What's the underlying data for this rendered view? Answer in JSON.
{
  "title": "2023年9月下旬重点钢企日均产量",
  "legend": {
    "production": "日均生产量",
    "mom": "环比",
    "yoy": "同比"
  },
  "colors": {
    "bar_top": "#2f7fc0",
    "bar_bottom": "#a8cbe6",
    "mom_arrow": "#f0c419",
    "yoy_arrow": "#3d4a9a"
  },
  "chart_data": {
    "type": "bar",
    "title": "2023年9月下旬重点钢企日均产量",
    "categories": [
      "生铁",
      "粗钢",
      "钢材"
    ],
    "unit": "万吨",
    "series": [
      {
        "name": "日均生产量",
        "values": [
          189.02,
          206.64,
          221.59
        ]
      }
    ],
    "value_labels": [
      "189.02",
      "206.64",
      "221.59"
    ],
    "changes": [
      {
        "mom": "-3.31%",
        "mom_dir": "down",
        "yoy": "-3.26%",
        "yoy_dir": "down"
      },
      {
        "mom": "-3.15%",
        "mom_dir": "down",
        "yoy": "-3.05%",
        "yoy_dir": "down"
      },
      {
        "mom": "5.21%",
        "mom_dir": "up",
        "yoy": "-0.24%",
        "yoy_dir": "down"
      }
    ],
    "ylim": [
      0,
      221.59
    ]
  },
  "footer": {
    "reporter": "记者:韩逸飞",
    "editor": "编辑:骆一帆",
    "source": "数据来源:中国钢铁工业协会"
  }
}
┄┄┄┄┄┄
## What the task asks
Only the number is wanted: how many lines in the data include the word "title"?

## The solution
2